## Exercise prompt
Show each line from the listing that includes the word "tobacco".

## Data to use

* BEGIN *

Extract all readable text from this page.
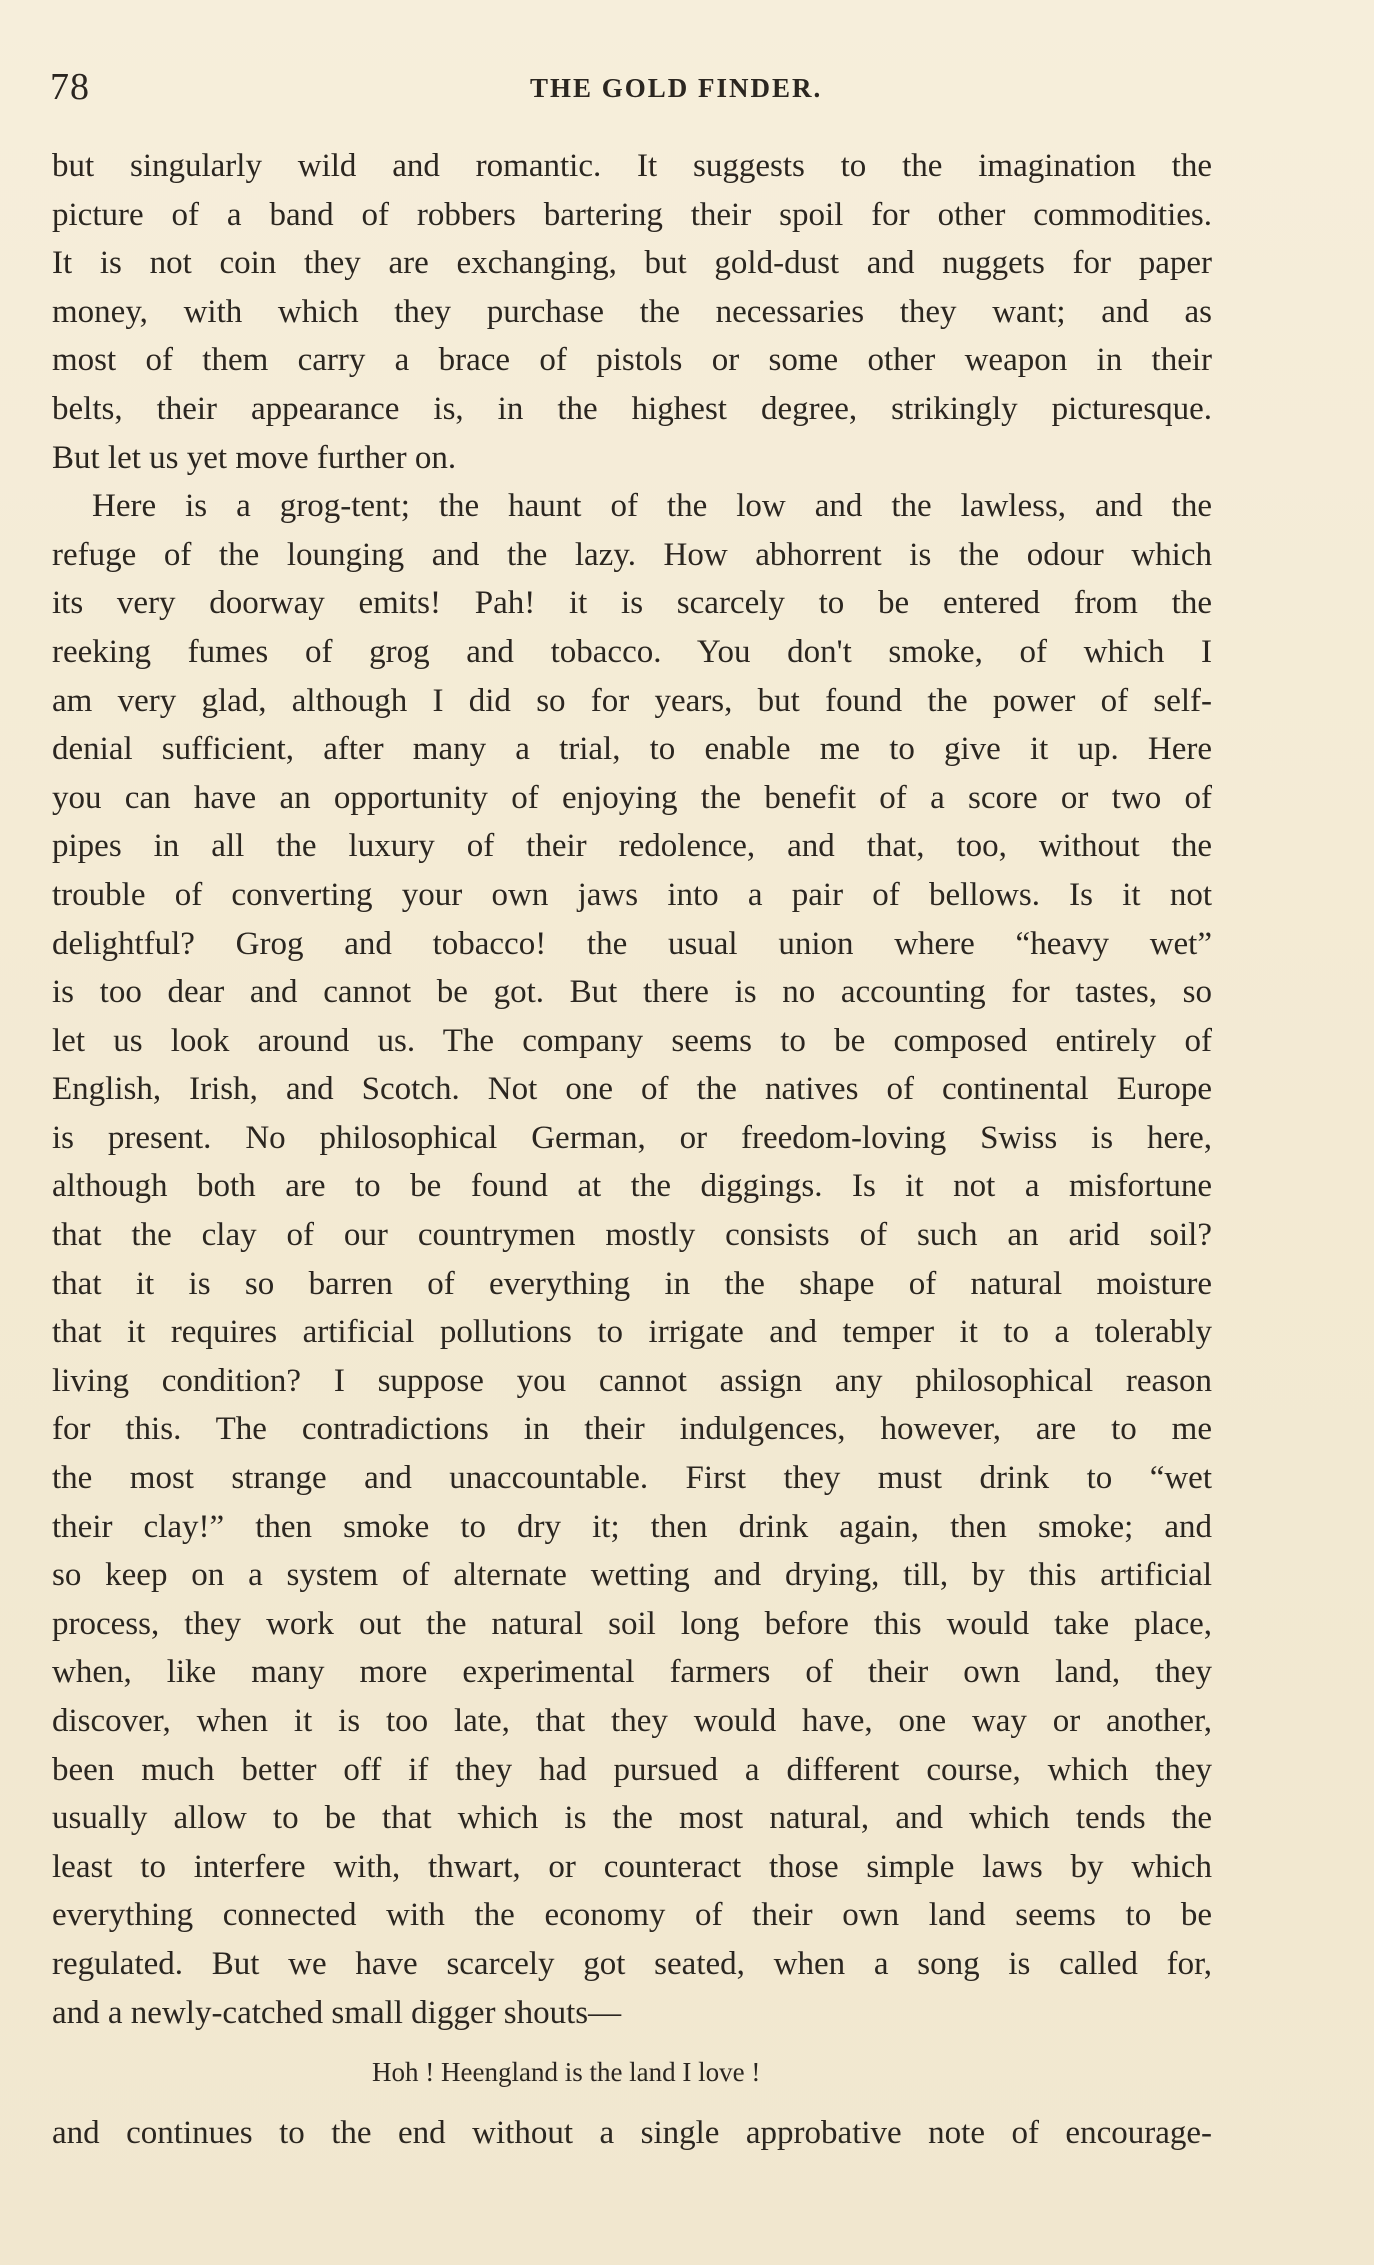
78	THE GOLD FINDER.
but singularly wild and romantic. It suggests to the imagination the
picture of a band of robbers bartering their spoil for other commodities.
It is not coin they are exchanging, but gold-dust and nuggets for paper
money, with which they purchase the necessaries they want; and as
most of them carry a brace of pistols or some other weapon in their
belts, their appearance is, in the highest degree, strikingly picturesque.
But let us yet move further on.
Here is a grog-tent; the haunt of the low and the lawless, and the
refuge of the lounging and the lazy. How abhorrent is the odour which
its very doorway emits! Pah! it is scarcely to be entered from the
reeking fumes of grog and tobacco. You don't smoke, of which I
am very glad, although I did so for years, but found the power of self-
denial sufficient, after many a trial, to enable me to give it up. Here
you can have an opportunity of enjoying the benefit of a score or two of
pipes in all the luxury of their redolence, and that, too, without the
trouble of converting your own jaws into a pair of bellows. Is it not
delightful? Grog and tobacco! the usual union where “heavy wet”
is too dear and cannot be got. But there is no accounting for tastes, so
let us look around us. The company seems to be composed entirely of
English, Irish, and Scotch. Not one of the natives of continental Europe
is present. No philosophical German, or freedom-loving Swiss is here,
although both are to be found at the diggings. Is it not a misfortune
that the clay of our countrymen mostly consists of such an arid soil?
that it is so barren of everything in the shape of natural moisture
that it requires artificial pollutions to irrigate and temper it to a tolerably
living condition? I suppose you cannot assign any philosophical reason
for this. The contradictions in their indulgences, however, are to me
the most strange and unaccountable. First they must drink to “wet
their clay!” then smoke to dry it; then drink again, then smoke; and
so keep on a system of alternate wetting and drying, till, by this artificial
process, they work out the natural soil long before this would take place,
when, like many more experimental farmers of their own land, they
discover, when it is too late, that they would have, one way or another,
been much better off if they had pursued a different course, which they
usually allow to be that which is the most natural, and which tends the
least to interfere with, thwart, or counteract those simple laws by which
everything connected with the economy of their own land seems to be
regulated. But we have scarcely got seated, when a song is called for,
and a newly-catched small digger shouts—
Hoh ! Heengland is the land I love !
and continues to the end without a single approbative note of encourage-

* END *

## Problem solution
reeking fumes of grog and tobacco. You don't smoke, of which I
delightful? Grog and tobacco! the usual union where “heavy wet”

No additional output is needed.